== Exercise prompt ==
Examine the entries and show every line in which the word "workers" is found.

### Given data

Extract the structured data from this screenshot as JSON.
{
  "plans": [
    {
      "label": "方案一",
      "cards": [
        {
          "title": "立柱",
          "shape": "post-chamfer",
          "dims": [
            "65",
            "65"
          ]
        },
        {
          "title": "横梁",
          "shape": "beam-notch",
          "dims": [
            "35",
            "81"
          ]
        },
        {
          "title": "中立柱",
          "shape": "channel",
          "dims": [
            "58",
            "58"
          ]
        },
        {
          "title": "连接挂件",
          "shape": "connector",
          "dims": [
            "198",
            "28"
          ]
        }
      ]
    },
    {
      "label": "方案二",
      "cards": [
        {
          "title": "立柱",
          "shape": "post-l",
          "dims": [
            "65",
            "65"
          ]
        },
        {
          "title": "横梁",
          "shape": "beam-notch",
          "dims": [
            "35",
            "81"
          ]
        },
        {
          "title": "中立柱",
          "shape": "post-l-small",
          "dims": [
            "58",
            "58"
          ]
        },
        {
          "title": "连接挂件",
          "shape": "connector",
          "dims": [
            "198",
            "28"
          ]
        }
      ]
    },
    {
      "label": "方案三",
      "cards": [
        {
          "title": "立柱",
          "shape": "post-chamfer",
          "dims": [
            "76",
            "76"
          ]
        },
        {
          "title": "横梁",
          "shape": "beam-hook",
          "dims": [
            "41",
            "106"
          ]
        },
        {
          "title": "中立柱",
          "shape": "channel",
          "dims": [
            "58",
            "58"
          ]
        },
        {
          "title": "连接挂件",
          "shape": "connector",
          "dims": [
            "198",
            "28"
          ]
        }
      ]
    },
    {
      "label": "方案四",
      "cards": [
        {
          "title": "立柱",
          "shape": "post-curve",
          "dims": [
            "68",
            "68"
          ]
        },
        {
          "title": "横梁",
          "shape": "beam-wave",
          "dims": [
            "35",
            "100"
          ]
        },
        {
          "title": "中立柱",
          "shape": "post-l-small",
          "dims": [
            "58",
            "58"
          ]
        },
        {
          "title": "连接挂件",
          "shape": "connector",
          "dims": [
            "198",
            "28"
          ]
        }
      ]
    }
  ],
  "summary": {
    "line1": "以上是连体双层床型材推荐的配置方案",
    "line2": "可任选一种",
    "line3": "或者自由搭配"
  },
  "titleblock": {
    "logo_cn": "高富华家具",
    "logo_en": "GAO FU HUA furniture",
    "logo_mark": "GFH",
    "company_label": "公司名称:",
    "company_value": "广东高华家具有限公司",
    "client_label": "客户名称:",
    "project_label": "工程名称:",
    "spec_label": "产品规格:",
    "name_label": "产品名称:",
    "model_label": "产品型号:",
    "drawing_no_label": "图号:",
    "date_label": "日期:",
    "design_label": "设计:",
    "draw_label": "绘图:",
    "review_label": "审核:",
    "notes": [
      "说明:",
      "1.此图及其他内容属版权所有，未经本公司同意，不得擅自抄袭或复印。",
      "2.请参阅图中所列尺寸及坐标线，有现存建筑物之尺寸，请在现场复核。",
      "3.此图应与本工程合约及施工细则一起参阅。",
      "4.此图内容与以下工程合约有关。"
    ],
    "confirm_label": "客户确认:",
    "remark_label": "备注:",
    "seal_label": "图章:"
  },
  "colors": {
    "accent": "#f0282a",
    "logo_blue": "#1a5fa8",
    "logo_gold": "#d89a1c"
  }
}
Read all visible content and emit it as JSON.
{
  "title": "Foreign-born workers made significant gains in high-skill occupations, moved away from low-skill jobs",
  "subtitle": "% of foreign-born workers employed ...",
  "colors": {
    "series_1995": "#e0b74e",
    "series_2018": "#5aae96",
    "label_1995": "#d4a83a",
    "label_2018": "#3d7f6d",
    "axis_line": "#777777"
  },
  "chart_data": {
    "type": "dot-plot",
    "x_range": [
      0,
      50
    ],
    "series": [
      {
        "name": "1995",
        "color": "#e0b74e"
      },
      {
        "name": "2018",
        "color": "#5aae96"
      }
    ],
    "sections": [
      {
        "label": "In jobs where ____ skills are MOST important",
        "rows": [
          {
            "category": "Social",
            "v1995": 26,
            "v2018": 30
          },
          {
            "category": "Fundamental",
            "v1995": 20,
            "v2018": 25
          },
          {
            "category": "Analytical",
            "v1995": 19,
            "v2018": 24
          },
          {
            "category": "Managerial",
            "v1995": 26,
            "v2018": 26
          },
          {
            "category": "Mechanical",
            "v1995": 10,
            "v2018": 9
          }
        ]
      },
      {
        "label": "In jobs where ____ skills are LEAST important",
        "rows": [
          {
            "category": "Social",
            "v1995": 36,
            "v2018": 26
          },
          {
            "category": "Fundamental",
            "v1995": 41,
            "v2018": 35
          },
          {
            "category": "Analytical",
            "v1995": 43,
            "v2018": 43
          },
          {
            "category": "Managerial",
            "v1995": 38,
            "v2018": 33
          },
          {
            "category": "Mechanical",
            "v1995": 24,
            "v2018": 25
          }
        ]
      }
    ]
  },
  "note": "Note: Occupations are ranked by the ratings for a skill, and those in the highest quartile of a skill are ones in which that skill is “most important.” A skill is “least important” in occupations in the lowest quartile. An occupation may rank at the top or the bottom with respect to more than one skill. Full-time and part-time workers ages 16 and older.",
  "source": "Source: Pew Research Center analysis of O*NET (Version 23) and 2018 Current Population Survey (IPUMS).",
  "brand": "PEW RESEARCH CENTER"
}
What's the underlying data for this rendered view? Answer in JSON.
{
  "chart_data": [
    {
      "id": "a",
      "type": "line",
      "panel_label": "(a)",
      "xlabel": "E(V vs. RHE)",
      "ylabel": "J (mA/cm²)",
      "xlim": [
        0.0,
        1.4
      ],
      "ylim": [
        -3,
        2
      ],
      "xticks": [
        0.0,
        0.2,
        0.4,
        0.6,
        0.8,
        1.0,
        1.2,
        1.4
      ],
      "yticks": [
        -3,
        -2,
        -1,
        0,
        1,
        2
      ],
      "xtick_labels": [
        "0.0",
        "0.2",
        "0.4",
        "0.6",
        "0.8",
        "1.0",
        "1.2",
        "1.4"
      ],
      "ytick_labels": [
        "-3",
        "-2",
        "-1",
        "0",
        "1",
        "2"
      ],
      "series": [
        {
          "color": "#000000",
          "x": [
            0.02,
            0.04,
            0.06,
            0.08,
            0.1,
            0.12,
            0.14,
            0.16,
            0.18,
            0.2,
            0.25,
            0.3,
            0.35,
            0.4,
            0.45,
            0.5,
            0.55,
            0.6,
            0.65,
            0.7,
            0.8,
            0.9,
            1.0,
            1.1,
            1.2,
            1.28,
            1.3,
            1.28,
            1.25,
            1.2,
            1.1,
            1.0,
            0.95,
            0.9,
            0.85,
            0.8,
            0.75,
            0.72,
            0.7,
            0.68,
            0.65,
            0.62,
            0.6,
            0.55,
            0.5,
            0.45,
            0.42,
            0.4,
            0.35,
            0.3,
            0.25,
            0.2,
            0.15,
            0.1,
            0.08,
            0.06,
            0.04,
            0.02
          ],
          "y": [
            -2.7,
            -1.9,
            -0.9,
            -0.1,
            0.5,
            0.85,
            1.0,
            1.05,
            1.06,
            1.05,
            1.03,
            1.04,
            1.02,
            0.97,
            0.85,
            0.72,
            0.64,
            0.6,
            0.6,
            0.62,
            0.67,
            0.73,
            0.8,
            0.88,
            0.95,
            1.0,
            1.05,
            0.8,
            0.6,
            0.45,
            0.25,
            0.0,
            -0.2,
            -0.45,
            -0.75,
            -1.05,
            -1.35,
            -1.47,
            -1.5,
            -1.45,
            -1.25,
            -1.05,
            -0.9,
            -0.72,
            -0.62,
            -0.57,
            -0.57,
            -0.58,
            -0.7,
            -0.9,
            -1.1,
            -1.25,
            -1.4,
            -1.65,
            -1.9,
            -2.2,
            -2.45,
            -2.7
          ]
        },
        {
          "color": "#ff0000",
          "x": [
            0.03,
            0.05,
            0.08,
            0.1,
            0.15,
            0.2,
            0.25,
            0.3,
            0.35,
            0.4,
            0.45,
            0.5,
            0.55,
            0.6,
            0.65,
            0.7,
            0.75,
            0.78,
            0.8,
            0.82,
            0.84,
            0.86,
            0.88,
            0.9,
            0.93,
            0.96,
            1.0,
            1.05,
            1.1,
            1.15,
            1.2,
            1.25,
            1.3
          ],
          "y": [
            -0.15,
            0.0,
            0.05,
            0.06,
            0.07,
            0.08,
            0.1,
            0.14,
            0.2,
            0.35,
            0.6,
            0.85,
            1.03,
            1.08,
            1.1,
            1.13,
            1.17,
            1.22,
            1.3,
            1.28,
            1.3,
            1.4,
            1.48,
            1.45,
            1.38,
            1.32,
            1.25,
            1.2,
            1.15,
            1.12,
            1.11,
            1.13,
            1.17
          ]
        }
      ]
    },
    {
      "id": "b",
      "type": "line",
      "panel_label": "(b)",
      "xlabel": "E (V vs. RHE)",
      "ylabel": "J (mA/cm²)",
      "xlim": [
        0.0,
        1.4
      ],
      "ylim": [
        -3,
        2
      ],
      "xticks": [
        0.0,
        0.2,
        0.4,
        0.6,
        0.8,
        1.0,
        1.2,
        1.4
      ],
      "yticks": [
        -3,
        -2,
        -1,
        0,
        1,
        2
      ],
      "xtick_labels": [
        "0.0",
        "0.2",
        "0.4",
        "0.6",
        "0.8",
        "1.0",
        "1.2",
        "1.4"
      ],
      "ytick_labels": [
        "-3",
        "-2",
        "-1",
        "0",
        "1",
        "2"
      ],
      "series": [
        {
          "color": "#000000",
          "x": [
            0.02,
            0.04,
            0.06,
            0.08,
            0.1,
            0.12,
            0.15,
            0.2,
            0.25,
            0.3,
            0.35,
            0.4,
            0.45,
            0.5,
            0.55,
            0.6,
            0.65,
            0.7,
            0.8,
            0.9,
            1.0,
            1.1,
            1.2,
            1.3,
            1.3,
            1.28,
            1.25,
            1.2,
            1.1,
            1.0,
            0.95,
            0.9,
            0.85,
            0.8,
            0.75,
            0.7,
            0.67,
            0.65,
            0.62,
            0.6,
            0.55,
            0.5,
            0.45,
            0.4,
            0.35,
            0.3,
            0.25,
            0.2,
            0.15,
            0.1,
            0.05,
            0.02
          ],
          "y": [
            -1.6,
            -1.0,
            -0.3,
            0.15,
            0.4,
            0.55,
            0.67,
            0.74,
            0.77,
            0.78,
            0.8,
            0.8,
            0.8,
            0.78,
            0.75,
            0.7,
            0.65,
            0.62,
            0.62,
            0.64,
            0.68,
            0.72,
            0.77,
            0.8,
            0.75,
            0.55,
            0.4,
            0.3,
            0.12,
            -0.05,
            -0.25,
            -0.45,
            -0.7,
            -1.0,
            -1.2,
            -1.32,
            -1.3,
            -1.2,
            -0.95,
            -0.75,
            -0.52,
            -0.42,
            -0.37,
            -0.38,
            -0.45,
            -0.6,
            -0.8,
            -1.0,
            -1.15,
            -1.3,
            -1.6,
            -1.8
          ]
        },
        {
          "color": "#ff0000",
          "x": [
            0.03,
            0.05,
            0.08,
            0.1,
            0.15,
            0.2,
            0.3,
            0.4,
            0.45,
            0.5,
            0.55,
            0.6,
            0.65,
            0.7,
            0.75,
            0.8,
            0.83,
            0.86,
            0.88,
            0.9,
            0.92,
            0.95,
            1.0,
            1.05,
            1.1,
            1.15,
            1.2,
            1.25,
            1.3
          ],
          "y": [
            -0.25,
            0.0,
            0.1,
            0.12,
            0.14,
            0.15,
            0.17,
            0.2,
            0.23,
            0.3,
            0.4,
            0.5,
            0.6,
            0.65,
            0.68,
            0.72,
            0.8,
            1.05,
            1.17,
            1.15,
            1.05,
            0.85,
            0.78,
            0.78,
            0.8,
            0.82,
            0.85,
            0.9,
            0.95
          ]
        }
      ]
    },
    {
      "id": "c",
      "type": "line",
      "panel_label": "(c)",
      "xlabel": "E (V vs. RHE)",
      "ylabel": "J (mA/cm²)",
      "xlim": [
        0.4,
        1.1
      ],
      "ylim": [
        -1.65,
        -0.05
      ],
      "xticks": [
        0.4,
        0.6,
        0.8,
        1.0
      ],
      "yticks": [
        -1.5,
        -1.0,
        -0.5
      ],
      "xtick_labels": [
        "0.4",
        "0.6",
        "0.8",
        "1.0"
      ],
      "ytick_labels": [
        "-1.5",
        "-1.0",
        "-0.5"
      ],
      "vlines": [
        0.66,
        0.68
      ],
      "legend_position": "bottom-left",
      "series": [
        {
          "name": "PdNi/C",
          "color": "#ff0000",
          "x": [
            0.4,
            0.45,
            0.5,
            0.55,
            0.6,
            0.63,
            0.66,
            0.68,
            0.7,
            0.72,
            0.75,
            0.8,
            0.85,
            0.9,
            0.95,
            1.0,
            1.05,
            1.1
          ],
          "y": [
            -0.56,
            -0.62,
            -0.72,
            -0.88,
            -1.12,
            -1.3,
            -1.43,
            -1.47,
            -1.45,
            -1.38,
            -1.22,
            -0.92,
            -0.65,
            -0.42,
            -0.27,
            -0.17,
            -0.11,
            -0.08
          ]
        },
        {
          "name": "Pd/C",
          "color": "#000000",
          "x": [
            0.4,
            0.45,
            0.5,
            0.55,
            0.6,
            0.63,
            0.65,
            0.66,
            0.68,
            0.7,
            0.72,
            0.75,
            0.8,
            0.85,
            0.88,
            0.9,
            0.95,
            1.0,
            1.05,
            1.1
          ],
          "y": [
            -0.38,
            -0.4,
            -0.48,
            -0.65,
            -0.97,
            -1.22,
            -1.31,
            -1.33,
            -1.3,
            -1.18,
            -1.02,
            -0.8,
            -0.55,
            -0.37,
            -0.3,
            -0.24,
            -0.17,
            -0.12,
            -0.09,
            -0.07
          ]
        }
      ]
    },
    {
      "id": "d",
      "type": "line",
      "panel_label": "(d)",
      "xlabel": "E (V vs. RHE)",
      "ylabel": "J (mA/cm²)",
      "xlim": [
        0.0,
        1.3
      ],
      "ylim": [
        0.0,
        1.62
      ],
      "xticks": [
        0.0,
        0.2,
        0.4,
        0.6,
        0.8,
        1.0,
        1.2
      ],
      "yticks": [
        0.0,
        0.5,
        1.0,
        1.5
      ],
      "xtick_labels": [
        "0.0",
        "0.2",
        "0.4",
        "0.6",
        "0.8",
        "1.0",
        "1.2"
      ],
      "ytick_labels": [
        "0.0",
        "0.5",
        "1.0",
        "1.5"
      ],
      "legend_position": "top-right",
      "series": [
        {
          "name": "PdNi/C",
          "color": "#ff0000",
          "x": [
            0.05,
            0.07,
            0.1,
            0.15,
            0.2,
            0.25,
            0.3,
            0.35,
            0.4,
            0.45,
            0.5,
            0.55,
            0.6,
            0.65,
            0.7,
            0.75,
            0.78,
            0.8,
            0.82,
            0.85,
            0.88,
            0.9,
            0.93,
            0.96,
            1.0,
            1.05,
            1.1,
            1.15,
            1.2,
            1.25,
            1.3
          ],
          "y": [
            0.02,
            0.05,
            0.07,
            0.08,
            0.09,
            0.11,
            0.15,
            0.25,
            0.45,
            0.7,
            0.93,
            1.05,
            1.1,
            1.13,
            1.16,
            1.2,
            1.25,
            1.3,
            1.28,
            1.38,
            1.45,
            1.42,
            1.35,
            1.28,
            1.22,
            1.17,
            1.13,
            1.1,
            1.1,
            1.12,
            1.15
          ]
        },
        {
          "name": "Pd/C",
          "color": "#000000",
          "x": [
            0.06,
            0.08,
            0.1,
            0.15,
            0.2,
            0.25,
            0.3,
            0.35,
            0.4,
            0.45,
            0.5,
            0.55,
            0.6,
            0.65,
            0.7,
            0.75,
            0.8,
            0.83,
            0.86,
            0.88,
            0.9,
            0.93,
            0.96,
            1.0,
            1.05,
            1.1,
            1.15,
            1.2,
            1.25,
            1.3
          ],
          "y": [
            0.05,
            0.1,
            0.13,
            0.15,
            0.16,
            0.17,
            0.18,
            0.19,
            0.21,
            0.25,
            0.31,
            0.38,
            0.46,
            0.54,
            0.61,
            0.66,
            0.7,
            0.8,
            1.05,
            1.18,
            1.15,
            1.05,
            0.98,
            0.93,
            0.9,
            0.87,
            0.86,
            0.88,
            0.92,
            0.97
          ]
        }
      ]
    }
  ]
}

######

== Solution ==
  "title": "Foreign-born workers made significant gains in high-skill occupations, moved away from low-skill jobs",
  "subtitle": "% of foreign-born workers employed ...",
  "note": "Note: Occupations are ranked by the ratings for a skill, and those in the highest quartile of a skill are ones in which that skill is “most important.” A skill is “least important” in occupations in the lowest quartile. An occupation may rank at the top or the bottom with respect to more than one skill. Full-time and part-time workers ages 16 and older.",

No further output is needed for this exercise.